Robin Dapp Oct. 27, 2023, 11:46 a.m. UTC | #10
> It seems that you didn't commit it yet.
> 
> A nit comment:
> 
> +  int lmul = riscv_autovec_lmul == RVV_DYNAMIC ? RVV_M8 : riscv_autovec_lmul;
> 
> I change you could use TARGET_MAX_LMUL

No didn't commit yet, testsuite was still running.

OK, added it, will commit later.

Regards
 Robin
  
Jeff Law Oct. 27, 2023, 1:38 p.m. UTC | #11
On 10/27/23 01:38, Robin Dapp wrote:
>> Suggested adapt codes as follows:
>>
>> unsigned int element_size = GET_MODE_SIZE (mode).to_constant ();
>> poly_int64 nunits = exact_div (BYTES_PER_RISCV_VECTOR *TARGET_MAX_LMUL, element_size);
>> if (!get_vector_mode(mode, nunits).exists(&vmode))
>>    gcc_unreachable ();
> 
> Actually I was initially considering using lmul = m8 here,
> unconditionally, but the param is probably the more intuitive choice.
> 
> Attached v2 with that included.  Also moved the riscv test to
> autovec/builtin/ so we can add the other builtins as well.
> 
>> Also, this patch reminds me we are missing some more similiar builtin
>> function which can use RVV:
>>
>> strlen, strcpy, strcmp...etc
> 
> Yes we should still have them but I'd rather not work on that right
> now.  How about I open a PR for it so we can still add them in stage 3?

* [To be done]:
1. Reproduce the stretch of the patch discussion from "Jeff Law Oct." through "more intuitive choice.", substituting "natural" for "intuitive".
2. In the patch discussion, which directory was the riscv test moved to in v2?
3. Carry on the patch discussion from the point where it ends.

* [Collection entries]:
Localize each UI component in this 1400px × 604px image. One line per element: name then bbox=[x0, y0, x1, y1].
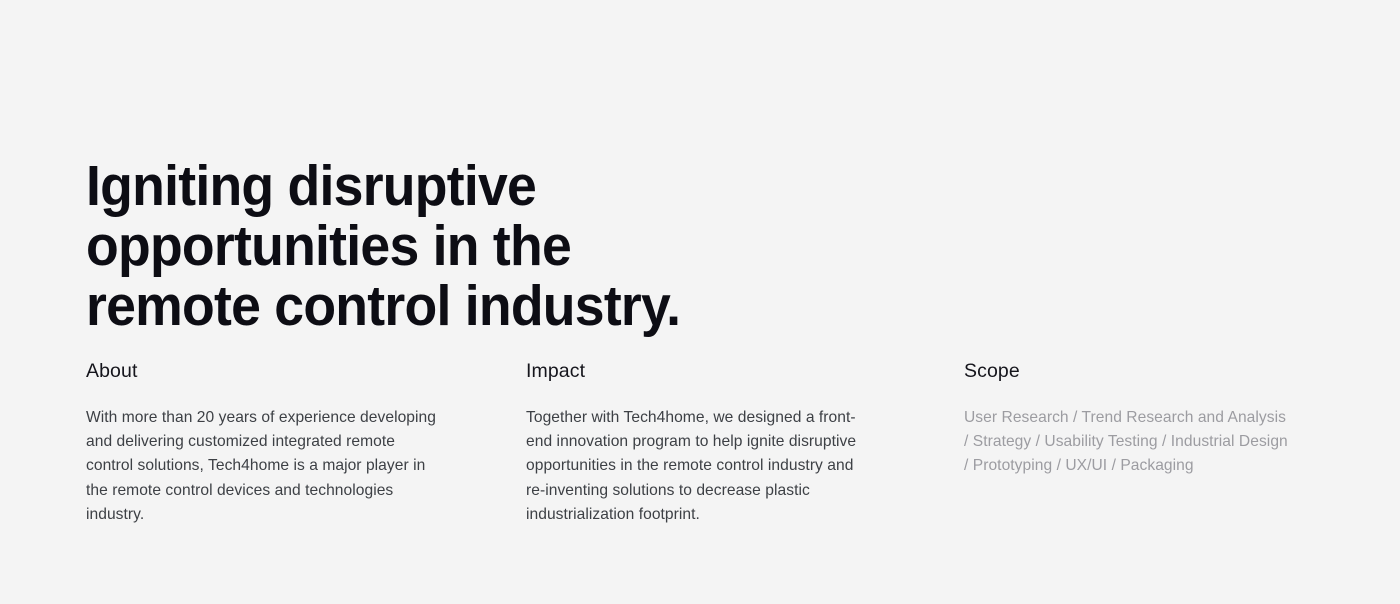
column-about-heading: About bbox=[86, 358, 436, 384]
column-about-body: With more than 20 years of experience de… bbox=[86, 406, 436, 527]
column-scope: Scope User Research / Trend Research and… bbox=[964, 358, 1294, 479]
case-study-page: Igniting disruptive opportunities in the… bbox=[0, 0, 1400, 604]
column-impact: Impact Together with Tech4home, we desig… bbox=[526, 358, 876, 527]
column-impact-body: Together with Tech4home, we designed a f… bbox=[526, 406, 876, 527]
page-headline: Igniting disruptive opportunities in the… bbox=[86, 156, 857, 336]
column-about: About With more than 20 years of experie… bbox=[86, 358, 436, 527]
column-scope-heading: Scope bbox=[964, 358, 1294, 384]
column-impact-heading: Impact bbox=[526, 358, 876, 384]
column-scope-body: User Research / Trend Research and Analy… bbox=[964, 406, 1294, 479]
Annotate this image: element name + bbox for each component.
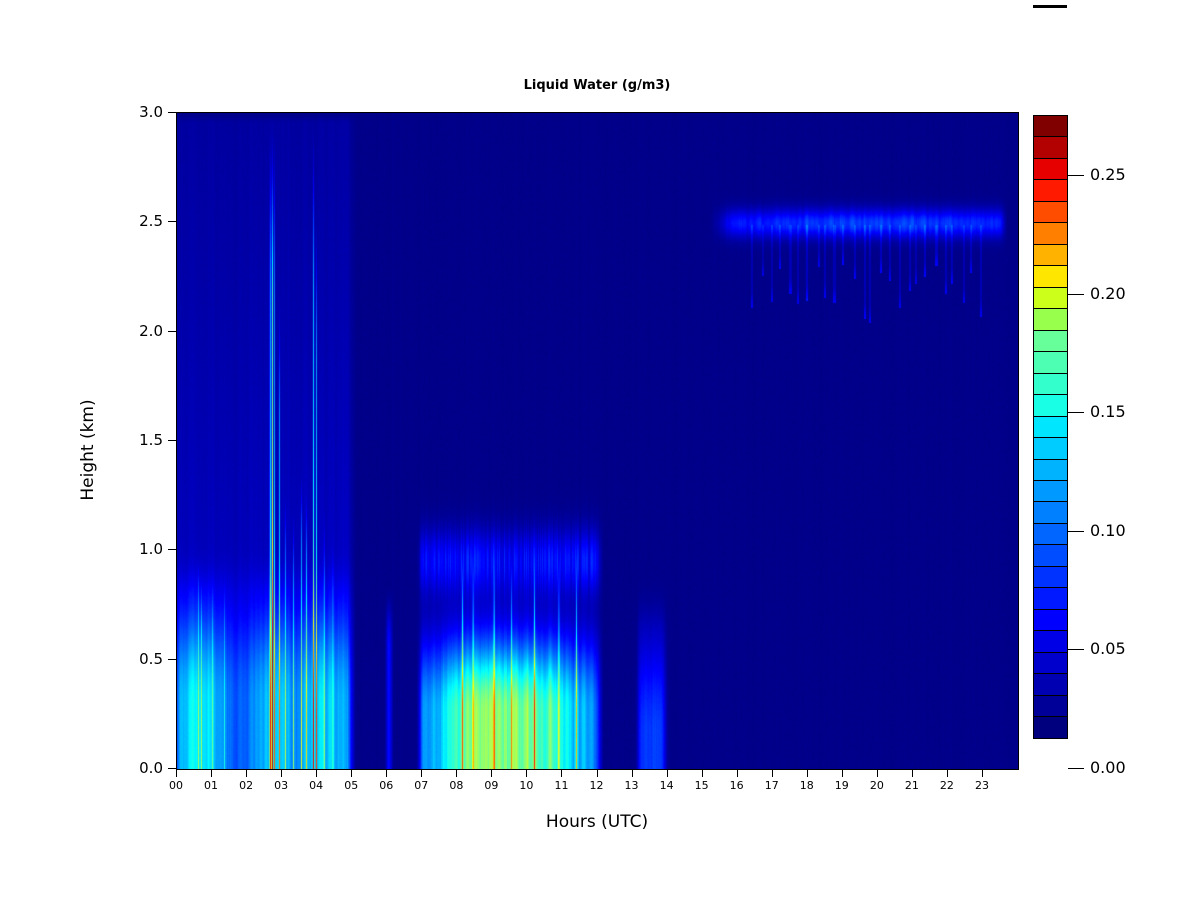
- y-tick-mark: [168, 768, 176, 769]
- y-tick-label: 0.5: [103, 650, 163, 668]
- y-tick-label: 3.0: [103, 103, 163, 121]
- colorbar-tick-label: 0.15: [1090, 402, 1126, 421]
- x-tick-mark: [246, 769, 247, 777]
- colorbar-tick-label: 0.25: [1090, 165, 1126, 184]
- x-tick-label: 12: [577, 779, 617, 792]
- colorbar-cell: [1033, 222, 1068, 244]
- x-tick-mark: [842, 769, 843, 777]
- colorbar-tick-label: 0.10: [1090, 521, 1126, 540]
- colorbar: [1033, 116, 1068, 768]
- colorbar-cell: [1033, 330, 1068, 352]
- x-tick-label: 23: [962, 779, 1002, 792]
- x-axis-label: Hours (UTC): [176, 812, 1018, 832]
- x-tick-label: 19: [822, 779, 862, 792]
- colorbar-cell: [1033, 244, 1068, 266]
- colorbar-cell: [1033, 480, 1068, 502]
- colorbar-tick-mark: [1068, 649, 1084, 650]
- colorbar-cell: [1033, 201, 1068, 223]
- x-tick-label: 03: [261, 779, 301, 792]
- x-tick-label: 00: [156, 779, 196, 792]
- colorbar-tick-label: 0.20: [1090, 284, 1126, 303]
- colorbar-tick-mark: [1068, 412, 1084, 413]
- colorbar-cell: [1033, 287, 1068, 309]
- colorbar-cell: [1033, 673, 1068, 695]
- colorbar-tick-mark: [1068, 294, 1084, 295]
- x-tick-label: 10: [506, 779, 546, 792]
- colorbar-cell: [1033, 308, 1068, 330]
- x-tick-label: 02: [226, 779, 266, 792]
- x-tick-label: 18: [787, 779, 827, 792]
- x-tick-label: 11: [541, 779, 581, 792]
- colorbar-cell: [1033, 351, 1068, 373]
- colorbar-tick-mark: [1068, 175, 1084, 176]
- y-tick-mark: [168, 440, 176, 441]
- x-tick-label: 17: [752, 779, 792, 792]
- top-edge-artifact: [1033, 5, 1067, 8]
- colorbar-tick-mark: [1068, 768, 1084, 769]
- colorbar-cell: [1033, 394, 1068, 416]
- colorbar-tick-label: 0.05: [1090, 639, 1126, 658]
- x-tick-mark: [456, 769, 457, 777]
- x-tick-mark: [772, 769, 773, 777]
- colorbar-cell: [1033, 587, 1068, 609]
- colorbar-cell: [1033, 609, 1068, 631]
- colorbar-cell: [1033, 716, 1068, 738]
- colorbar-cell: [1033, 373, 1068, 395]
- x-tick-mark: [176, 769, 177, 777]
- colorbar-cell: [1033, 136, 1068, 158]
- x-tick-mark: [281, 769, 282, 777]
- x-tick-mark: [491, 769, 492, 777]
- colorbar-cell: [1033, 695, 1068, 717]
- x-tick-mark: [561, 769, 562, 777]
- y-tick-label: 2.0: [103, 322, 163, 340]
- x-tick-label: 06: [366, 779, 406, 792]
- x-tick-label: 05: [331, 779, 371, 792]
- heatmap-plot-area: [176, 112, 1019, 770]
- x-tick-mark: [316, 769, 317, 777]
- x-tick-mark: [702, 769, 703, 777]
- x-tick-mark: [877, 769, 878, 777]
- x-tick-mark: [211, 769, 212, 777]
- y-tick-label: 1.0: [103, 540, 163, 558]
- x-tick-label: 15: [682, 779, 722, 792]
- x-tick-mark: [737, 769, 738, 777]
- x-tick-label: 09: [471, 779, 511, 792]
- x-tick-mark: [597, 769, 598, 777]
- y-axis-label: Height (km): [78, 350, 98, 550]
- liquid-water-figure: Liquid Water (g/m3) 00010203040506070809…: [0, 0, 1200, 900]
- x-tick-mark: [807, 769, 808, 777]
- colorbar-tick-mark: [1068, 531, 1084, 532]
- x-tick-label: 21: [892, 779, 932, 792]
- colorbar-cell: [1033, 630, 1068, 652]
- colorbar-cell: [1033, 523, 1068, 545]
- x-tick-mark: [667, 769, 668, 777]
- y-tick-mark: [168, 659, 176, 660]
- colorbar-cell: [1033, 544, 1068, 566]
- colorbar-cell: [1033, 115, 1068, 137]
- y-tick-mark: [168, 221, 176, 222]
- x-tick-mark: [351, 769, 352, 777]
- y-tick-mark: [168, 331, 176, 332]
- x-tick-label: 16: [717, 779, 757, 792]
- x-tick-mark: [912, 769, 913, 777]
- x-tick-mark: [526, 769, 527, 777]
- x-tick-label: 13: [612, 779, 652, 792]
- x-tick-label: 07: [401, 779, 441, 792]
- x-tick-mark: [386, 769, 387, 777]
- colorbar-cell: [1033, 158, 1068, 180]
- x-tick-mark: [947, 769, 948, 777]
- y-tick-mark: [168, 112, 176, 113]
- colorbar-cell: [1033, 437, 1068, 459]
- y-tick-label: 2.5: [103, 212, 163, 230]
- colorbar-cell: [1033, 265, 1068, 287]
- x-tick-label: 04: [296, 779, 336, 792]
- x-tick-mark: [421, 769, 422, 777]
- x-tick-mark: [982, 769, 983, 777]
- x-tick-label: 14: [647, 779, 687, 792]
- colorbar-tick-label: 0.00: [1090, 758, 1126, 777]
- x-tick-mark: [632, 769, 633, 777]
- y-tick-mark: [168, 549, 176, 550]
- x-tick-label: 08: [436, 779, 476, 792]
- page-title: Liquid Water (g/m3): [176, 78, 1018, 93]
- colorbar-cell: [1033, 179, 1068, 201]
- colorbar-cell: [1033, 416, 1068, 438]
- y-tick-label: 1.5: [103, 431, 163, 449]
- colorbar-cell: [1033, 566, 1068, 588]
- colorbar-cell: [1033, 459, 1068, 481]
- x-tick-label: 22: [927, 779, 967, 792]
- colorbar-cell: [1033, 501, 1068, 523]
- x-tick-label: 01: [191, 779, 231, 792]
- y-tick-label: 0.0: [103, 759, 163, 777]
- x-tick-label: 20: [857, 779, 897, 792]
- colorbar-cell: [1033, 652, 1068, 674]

* [Responses in order]:
1.
Jeff Law Oct. 27, 2023, 1:38 p.m. UTC | #11
On 10/27/23 01:38, Robin Dapp wrote:
>> Suggested adapt codes as follows:
>>
>> unsigned int element_size = GET_MODE_SIZE (mode).to_constant ();
>> poly_int64 nunits = exact_div (BYTES_PER_RISCV_VECTOR *TARGET_MAX_LMUL, element_size);
>> if (!get_vector_mode(mode, nunits).exists(&vmode))
>>    gcc_unreachable ();
> 
> Actually I was initially considering using lmul = m8 here,
> unconditionally, but the param is probably the more natural choice.

2. It was moved to autovec/builtin/.

3.
> Their impact is pretty localized and the risk should be low.
> Kito, Palmer, Jeff - would that be acceptable?
I'd definitely like to see them get included.  Those routines often have 
efficient and relatively simple vector implementations.

I'd open the PR, mostly so we don't lose track of them.  Whether or not 
to include after stage1 closes would be done on an individual review 
basis -- the deeper we get into stage3/stage4 the higher the bar would be.

What I'm keen to avoid is lots of new work going in after stage1 closes.

Jeff
  

Patch

diff --git a/gcc/config/riscv/autovec.md b/gcc/config/riscv/autovec.md
index 80910ba3cc2..5f49d73be44 100644
--- a/gcc/config/riscv/autovec.md
+++ b/gcc/config/riscv/autovec.md
@@ -2367,3 +2367,16 @@  (define_expand "lfloor<mode><v_i_l_ll_convert>2"
     DONE;
   }
 )
+
+;; Implement rawmemchr[qi|si|hi].
+(define_expand "rawmemchr<ANYI:mode>"
+  [(match_operand      0 "register_operand")
+   (match_operand      1 "memory_operand")
+   (match_operand:ANYI 2 "const_int_operand")]
+  "TARGET_VECTOR"
+  {
+    riscv_vector::expand_rawmemchr(<MODE>mode, operands[0], operands[1],
+				   operands[2]);
+    DONE;
+  }
+)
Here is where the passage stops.